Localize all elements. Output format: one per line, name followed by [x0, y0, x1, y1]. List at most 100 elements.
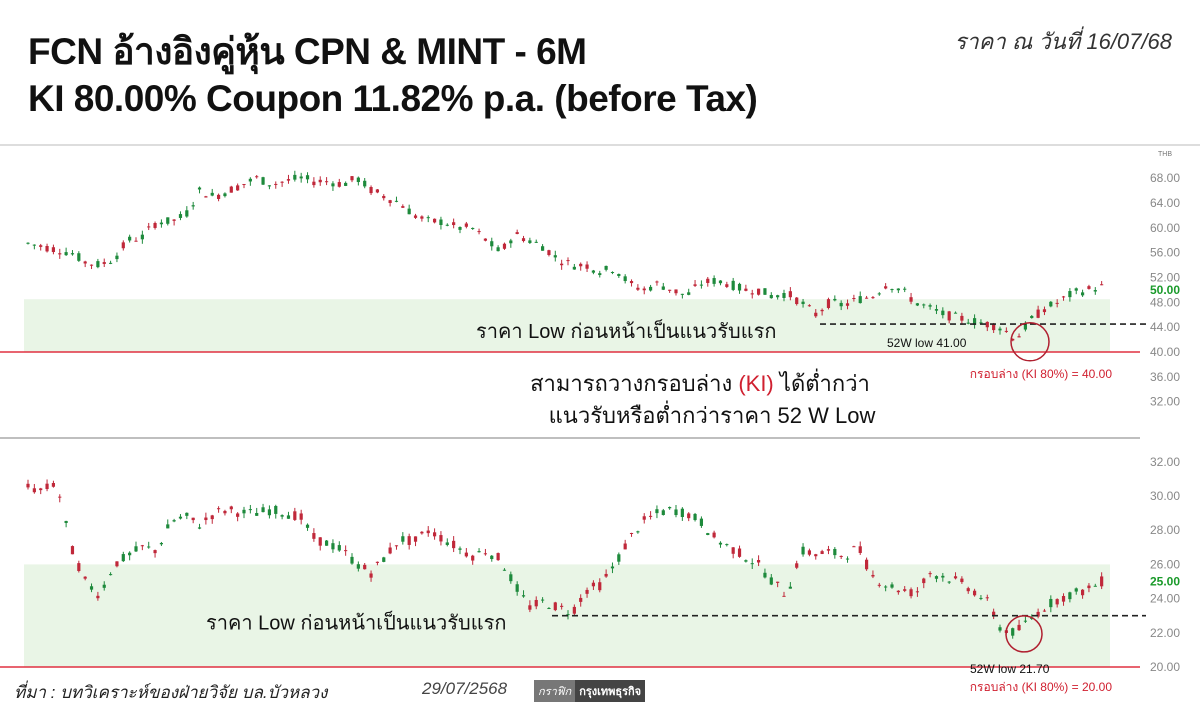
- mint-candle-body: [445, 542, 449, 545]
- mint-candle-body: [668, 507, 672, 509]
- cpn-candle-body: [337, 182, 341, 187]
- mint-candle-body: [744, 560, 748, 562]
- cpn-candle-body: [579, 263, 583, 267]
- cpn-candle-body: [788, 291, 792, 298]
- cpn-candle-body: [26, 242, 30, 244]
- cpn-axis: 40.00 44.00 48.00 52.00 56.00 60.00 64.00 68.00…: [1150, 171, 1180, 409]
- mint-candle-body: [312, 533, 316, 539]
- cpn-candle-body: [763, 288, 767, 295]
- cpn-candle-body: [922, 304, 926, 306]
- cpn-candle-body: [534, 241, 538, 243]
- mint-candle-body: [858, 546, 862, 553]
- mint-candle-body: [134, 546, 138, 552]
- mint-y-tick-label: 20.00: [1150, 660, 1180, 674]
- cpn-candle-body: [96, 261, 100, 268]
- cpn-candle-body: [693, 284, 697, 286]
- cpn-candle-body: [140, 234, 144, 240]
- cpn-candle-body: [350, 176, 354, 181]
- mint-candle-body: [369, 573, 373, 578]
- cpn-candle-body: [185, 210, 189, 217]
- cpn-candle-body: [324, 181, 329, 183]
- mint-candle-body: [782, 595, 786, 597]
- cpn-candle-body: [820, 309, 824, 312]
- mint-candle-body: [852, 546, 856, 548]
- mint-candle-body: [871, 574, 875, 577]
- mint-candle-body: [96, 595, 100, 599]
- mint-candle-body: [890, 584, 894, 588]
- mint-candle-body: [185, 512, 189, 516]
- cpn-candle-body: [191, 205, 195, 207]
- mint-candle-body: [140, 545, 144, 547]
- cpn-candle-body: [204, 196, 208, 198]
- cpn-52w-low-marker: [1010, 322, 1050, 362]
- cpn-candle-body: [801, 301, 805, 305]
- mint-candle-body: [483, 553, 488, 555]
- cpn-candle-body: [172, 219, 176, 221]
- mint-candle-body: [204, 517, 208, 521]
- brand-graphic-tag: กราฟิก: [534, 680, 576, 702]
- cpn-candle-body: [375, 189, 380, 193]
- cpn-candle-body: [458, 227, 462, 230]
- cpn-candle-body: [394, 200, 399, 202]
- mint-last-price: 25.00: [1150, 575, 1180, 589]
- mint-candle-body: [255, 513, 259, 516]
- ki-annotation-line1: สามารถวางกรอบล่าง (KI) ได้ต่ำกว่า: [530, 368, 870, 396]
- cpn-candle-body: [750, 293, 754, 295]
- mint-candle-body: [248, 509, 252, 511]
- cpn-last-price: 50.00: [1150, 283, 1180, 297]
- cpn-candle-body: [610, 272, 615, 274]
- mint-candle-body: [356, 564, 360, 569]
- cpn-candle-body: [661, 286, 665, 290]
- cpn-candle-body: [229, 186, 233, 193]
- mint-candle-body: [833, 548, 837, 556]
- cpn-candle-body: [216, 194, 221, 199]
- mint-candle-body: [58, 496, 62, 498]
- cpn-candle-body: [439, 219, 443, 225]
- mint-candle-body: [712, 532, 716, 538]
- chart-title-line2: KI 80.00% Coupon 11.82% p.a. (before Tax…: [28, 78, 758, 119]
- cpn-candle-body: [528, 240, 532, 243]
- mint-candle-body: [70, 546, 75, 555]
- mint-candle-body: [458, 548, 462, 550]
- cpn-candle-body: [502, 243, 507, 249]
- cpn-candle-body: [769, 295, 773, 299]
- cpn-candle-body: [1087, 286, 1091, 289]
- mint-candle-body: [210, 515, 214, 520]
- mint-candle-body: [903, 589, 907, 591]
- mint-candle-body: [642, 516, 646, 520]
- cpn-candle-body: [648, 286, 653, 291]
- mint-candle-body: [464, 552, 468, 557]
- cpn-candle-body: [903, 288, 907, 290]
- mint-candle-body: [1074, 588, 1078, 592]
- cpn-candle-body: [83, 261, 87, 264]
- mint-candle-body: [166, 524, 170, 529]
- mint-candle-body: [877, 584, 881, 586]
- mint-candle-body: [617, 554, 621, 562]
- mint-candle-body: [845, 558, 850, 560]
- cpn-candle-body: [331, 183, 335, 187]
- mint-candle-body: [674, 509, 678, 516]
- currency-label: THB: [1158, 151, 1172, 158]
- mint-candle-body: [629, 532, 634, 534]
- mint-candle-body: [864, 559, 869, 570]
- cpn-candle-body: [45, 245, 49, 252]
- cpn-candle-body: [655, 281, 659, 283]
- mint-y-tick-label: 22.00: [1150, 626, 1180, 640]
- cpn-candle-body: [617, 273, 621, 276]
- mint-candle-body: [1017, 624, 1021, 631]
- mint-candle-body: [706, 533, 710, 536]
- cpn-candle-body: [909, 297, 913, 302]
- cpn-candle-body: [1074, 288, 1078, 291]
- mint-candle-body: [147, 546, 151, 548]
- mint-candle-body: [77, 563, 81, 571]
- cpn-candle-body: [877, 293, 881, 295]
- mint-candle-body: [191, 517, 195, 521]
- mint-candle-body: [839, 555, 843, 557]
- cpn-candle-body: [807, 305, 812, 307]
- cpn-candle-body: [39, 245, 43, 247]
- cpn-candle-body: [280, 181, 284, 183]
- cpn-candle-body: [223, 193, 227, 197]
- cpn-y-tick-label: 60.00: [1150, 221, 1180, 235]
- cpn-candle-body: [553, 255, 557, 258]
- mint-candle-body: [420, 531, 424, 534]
* * * *
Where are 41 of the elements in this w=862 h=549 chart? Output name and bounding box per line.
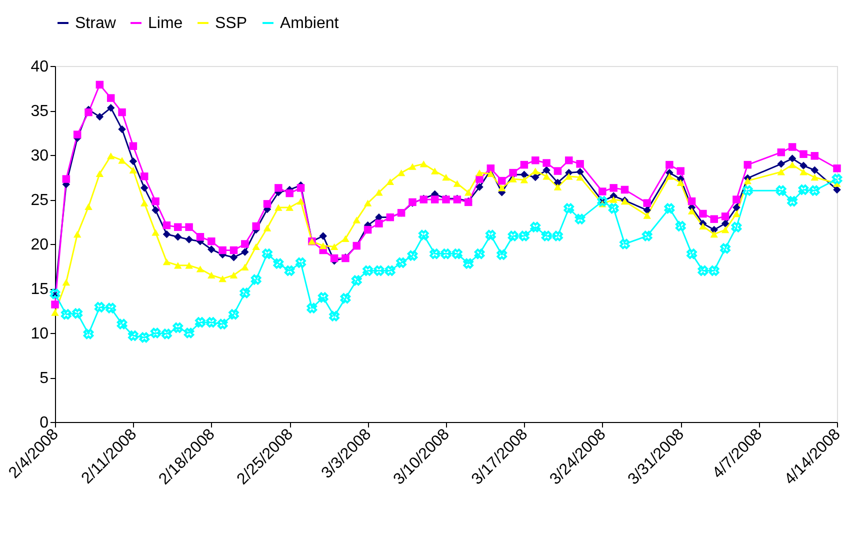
* * * *
▸ **What you have to do**
Rewrite the items from the line containing "Localize all elements." through the line containing "- mint-candle-body: [369, 573, 373, 578]", replacing "mint-candle-body" with "mint-candle" and changing nothing else. Leave out the picture.

▸ **Response for this exercise**
Localize all elements. Output format: one per line, name followed by [x0, y0, x1, y1]. List at most 100 elements.
- mint-candle: [445, 542, 449, 545]
- mint-candle: [668, 507, 672, 509]
- cpn-candle-body: [337, 182, 341, 187]
- mint-candle: [744, 560, 748, 562]
- cpn-candle-body: [579, 263, 583, 267]
- cpn-candle-body: [788, 291, 792, 298]
- cpn-candle-body: [26, 242, 30, 244]
- cpn-axis: 40.00 44.00 48.00 52.00 56.00 60.00 64.00 68.00…: [1150, 171, 1180, 409]
- mint-candle: [312, 533, 316, 539]
- cpn-candle-body: [763, 288, 767, 295]
- cpn-candle-body: [922, 304, 926, 306]
- cpn-candle-body: [534, 241, 538, 243]
- mint-candle: [858, 546, 862, 553]
- mint-candle: [134, 546, 138, 552]
- mint-y-tick-label: 20.00: [1150, 660, 1180, 674]
- cpn-candle-body: [96, 261, 100, 268]
- cpn-candle-body: [693, 284, 697, 286]
- cpn-candle-body: [140, 234, 144, 240]
- cpn-candle-body: [350, 176, 354, 181]
- mint-candle: [369, 573, 373, 578]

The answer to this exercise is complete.